* [Your task]: Every entry below must appear again, exactly as written.
(begin)
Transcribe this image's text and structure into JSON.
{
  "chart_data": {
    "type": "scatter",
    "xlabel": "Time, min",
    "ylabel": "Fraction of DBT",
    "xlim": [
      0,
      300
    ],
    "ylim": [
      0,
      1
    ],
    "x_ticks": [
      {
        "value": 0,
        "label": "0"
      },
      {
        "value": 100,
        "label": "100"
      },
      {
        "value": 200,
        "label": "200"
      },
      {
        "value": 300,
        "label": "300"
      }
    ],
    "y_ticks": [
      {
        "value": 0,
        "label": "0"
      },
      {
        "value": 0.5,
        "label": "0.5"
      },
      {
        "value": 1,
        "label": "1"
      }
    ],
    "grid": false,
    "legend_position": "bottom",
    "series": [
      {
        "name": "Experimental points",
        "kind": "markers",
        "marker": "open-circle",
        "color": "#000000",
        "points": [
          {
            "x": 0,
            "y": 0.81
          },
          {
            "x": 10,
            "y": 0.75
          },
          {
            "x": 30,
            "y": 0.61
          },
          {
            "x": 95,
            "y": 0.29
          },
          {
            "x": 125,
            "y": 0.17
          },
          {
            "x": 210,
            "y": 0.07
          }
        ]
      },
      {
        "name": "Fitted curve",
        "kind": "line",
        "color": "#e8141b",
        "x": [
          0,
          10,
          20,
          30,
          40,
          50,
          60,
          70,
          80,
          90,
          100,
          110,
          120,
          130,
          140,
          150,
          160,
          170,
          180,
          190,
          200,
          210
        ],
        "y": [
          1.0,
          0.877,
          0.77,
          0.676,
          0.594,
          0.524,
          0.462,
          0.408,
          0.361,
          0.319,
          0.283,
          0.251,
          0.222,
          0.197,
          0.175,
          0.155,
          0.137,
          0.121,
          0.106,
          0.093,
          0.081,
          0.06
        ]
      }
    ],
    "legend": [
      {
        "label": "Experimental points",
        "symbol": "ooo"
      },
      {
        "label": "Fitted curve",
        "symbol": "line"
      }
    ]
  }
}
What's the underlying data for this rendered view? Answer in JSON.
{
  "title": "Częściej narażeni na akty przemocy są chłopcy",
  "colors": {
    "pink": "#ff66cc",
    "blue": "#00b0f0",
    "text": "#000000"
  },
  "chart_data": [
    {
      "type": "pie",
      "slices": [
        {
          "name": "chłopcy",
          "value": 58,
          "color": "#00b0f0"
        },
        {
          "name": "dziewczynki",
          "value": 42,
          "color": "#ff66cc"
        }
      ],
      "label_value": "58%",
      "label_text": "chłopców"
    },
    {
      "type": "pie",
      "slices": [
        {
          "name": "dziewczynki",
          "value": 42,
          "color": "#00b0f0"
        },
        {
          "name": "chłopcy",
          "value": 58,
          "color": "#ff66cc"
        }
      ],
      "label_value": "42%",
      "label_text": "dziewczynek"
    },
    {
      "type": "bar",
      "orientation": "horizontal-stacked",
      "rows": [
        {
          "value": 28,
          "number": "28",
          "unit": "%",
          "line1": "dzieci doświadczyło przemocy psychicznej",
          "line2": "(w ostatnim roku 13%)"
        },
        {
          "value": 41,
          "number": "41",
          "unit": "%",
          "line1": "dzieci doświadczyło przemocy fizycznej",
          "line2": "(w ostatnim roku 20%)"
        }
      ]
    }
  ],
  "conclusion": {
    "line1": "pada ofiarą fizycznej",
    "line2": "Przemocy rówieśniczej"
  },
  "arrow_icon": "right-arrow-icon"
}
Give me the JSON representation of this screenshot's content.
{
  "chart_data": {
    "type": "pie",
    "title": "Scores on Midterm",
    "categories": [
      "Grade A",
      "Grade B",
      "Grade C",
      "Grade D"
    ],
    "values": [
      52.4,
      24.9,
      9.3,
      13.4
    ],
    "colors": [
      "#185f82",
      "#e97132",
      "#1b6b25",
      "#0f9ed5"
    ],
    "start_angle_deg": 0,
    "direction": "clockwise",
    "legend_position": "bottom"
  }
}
(end)
* [Reply]:
Transcribe this image's text and structure into JSON.
{
  "chart_data": {
    "type": "scatter",
    "xlabel": "Time, min",
    "ylabel": "Fraction of DBT",
    "xlim": [
      0,
      300
    ],
    "ylim": [
      0,
      1
    ],
    "x_ticks": [
      {
        "value": 0,
        "label": "0"
      },
      {
        "value": 100,
        "label": "100"
      },
      {
        "value": 200,
        "label": "200"
      },
      {
        "value": 300,
        "label": "300"
      }
    ],
    "y_ticks": [
      {
        "value": 0,
        "label": "0"
      },
      {
        "value": 0.5,
        "label": "0.5"
      },
      {
        "value": 1,
        "label": "1"
      }
    ],
    "grid": false,
    "legend_position": "bottom",
    "series": [
      {
        "name": "Experimental points",
        "kind": "markers",
        "marker": "open-circle",
        "color": "#000000",
        "points": [
          {
            "x": 0,
            "y": 0.81
          },
          {
            "x": 10,
            "y": 0.75
          },
          {
            "x": 30,
            "y": 0.61
          },
          {
            "x": 95,
            "y": 0.29
          },
          {
            "x": 125,
            "y": 0.17
          },
          {
            "x": 210,
            "y": 0.07
          }
        ]
      },
      {
        "name": "Fitted curve",
        "kind": "line",
        "color": "#e8141b",
        "x": [
          0,
          10,
          20,
          30,
          40,
          50,
          60,
          70,
          80,
          90,
          100,
          110,
          120,
          130,
          140,
          150,
          160,
          170,
          180,
          190,
          200,
          210
        ],
        "y": [
          1.0,
          0.877,
          0.77,
          0.676,
          0.594,
          0.524,
          0.462,
          0.408,
          0.361,
          0.319,
          0.283,
          0.251,
          0.222,
          0.197,
          0.175,
          0.155,
          0.137,
          0.121,
          0.106,
          0.093,
          0.081,
          0.06
        ]
      }
    ],
    "legend": [
      {
        "label": "Experimental points",
        "symbol": "ooo"
      },
      {
        "label": "Fitted curve",
        "symbol": "line"
      }
    ]
  }
}
What's the underlying data for this rendered view? Answer in JSON.
{
  "title": "Częściej narażeni na akty przemocy są chłopcy",
  "colors": {
    "pink": "#ff66cc",
    "blue": "#00b0f0",
    "text": "#000000"
  },
  "chart_data": [
    {
      "type": "pie",
      "slices": [
        {
          "name": "chłopcy",
          "value": 58,
          "color": "#00b0f0"
        },
        {
          "name": "dziewczynki",
          "value": 42,
          "color": "#ff66cc"
        }
      ],
      "label_value": "58%",
      "label_text": "chłopców"
    },
    {
      "type": "pie",
      "slices": [
        {
          "name": "dziewczynki",
          "value": 42,
          "color": "#00b0f0"
        },
        {
          "name": "chłopcy",
          "value": 58,
          "color": "#ff66cc"
        }
      ],
      "label_value": "42%",
      "label_text": "dziewczynek"
    },
    {
      "type": "bar",
      "orientation": "horizontal-stacked",
      "rows": [
        {
          "value": 28,
          "number": "28",
          "unit": "%",
          "line1": "dzieci doświadczyło przemocy psychicznej",
          "line2": "(w ostatnim roku 13%)"
        },
        {
          "value": 41,
          "number": "41",
          "unit": "%",
          "line1": "dzieci doświadczyło przemocy fizycznej",
          "line2": "(w ostatnim roku 20%)"
        }
      ]
    }
  ],
  "conclusion": {
    "line1": "pada ofiarą fizycznej",
    "line2": "Przemocy rówieśniczej"
  },
  "arrow_icon": "right-arrow-icon"
}
Give me the JSON representation of this screenshot's content.
{
  "chart_data": {
    "type": "pie",
    "title": "Scores on Midterm",
    "categories": [
      "Grade A",
      "Grade B",
      "Grade C",
      "Grade D"
    ],
    "values": [
      52.4,
      24.9,
      9.3,
      13.4
    ],
    "colors": [
      "#185f82",
      "#e97132",
      "#1b6b25",
      "#0f9ed5"
    ],
    "start_angle_deg": 0,
    "direction": "clockwise",
    "legend_position": "bottom"
  }
}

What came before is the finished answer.